What needs to be done:
Repeat every record exactly, but keep images out of the copy.
= = = = = = =
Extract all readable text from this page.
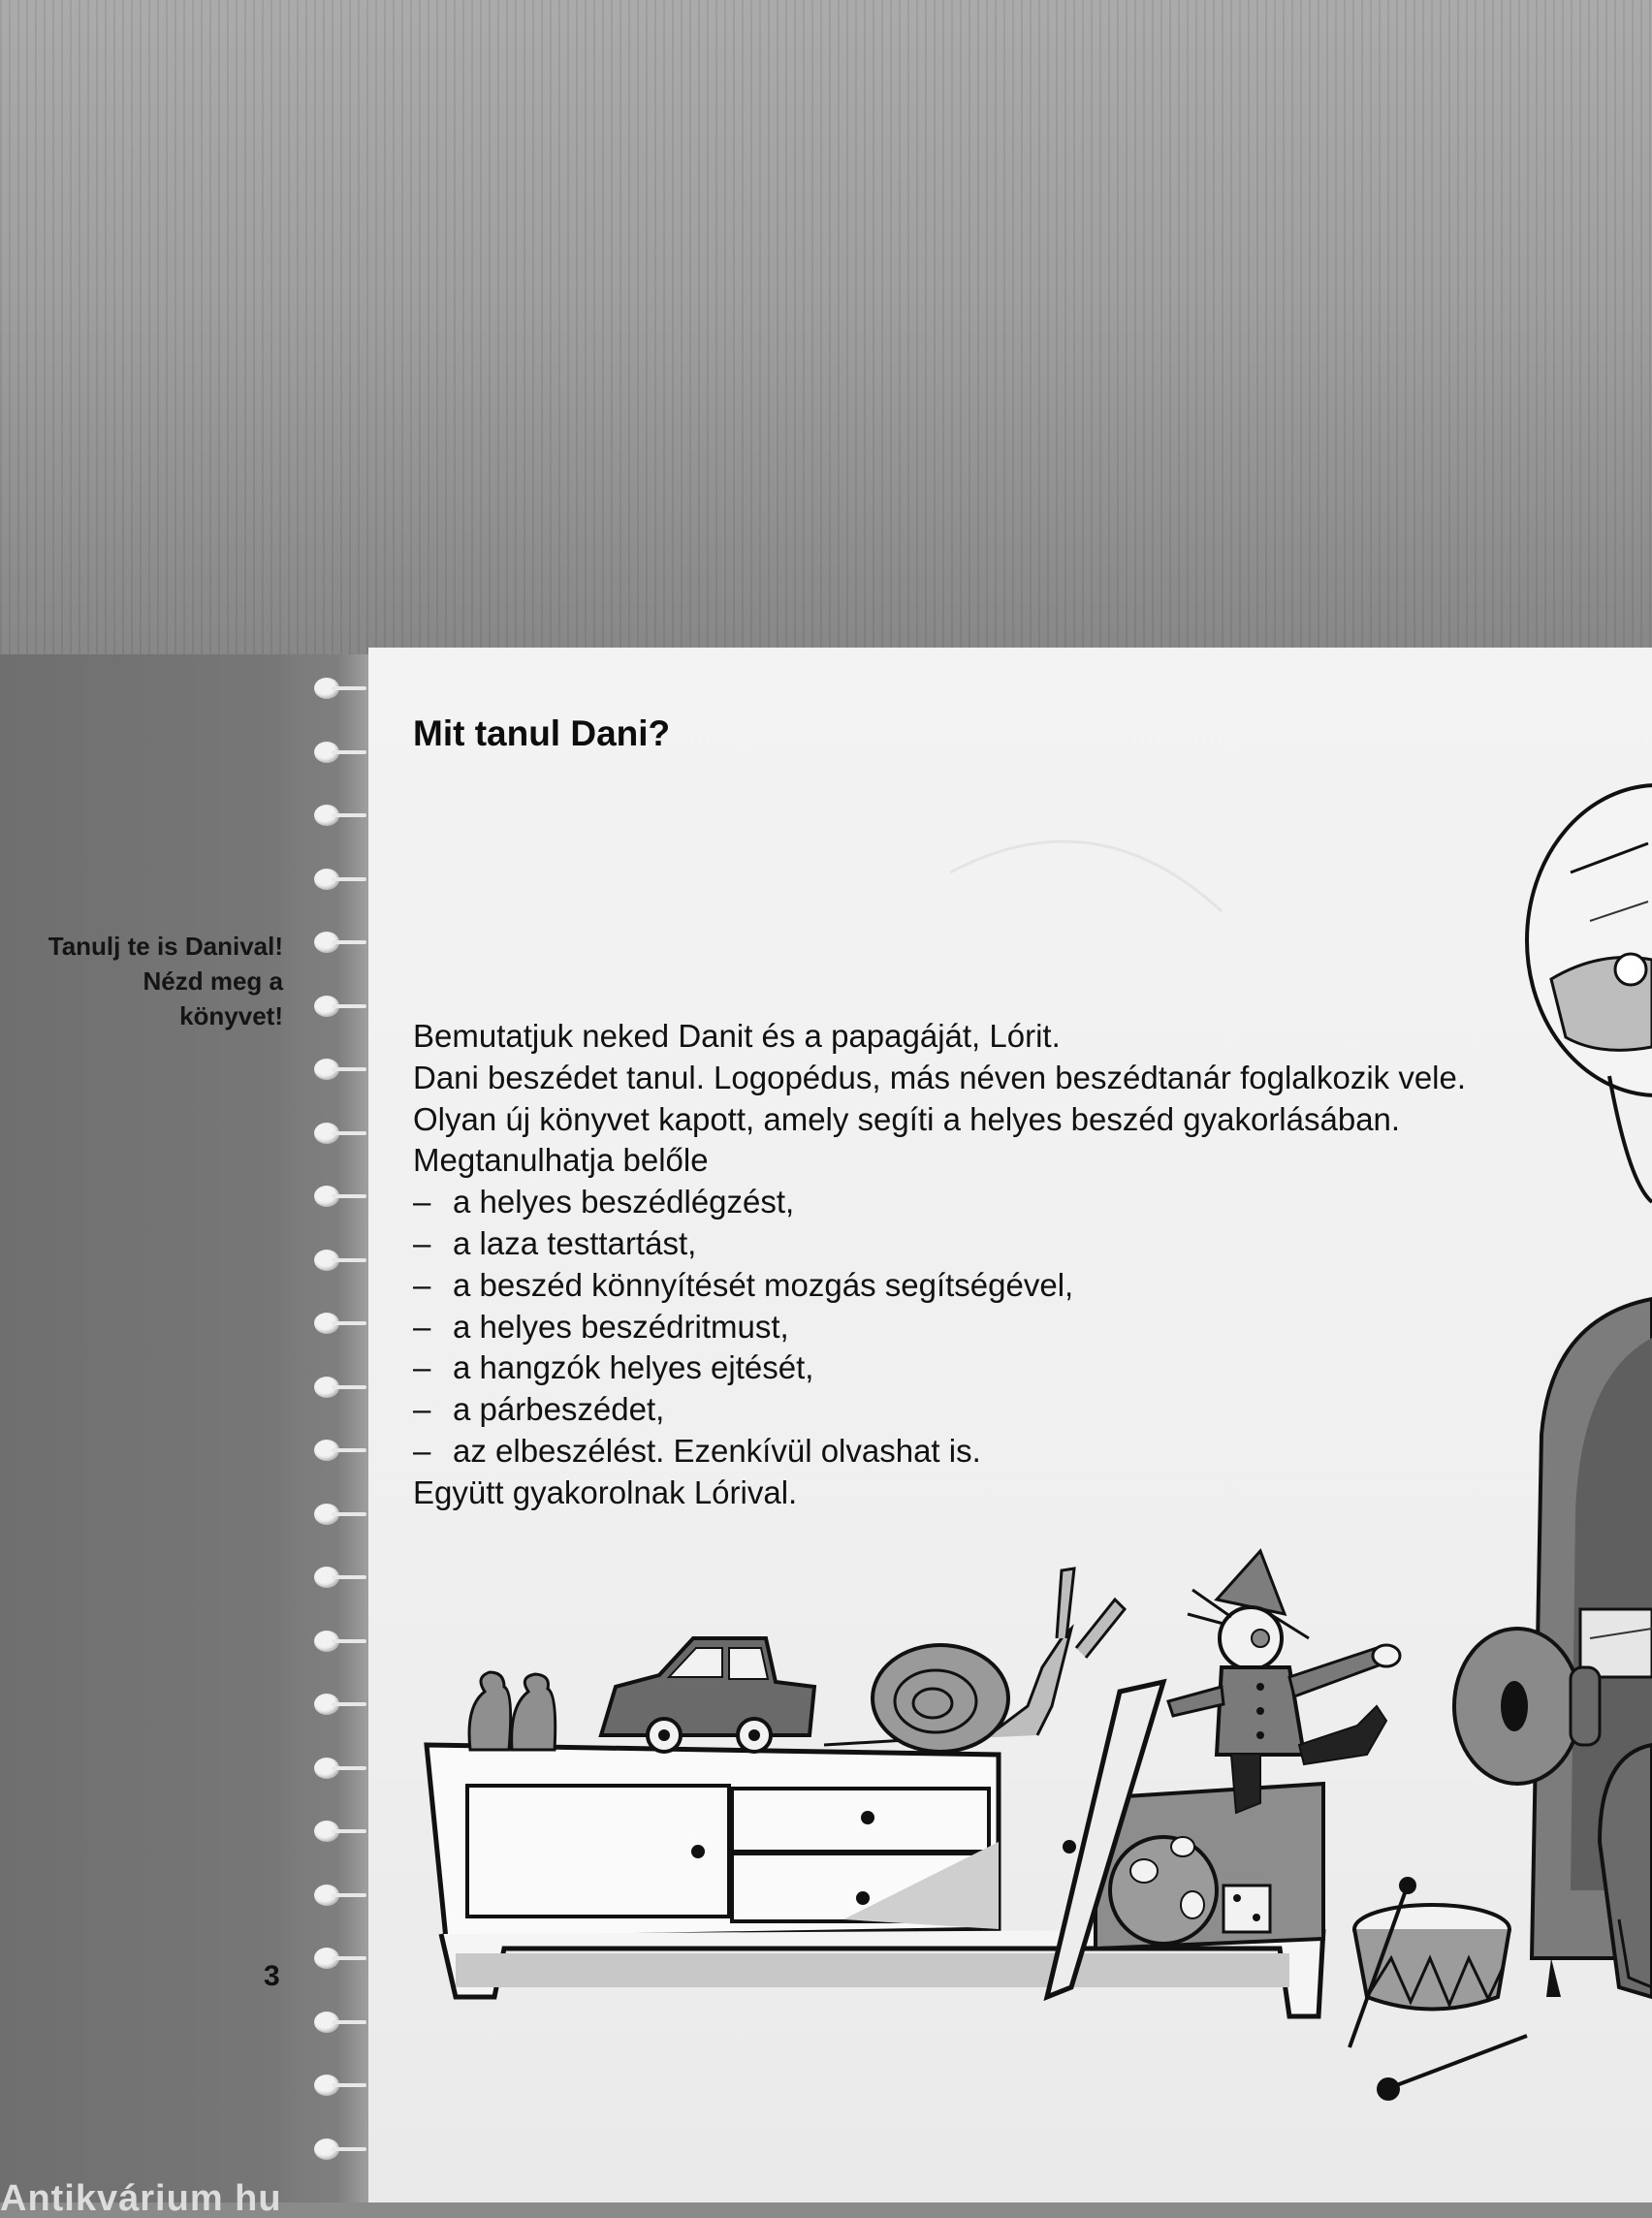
Tanulj te is Danival!
Nézd meg a
könyvet!
3
Antikvárium hu
Mit tanul Dani?
Bemutatjuk neked Danit és a papagáját, Lórit.
Dani beszédet tanul. Logopédus, más néven beszédtanár foglalkozik vele.
Olyan új könyvet kapott, amely segíti a helyes beszéd gyakorlásában.
Megtanulhatja belőle
– a helyes beszédlégzést,
– a laza testtartást,
– a beszéd könnyítését mozgás segítségével,
– a helyes beszédritmust,
– a hangzók helyes ejtését,
– a párbeszédet,
– az elbeszélést. Ezenkívül olvashat is.
Együtt gyakorolnak Lórival.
= = = = = = =
Task output:
Extract all readable text from this page.
Tanulj te is Danival!
Nézd meg a
könyvet!
3
Antikvárium hu
Mit tanul Dani?
Bemutatjuk neked Danit és a papagáját, Lórit.
Dani beszédet tanul. Logopédus, más néven beszédtanár foglalkozik vele.
Olyan új könyvet kapott, amely segíti a helyes beszéd gyakorlásában.
Megtanulhatja belőle
– a helyes beszédlégzést,
– a laza testtartást,
– a beszéd könnyítését mozgás segítségével,
– a helyes beszédritmust,
– a hangzók helyes ejtését,
– a párbeszédet,
– az elbeszélést. Ezenkívül olvashat is.
Együtt gyakorolnak Lórival.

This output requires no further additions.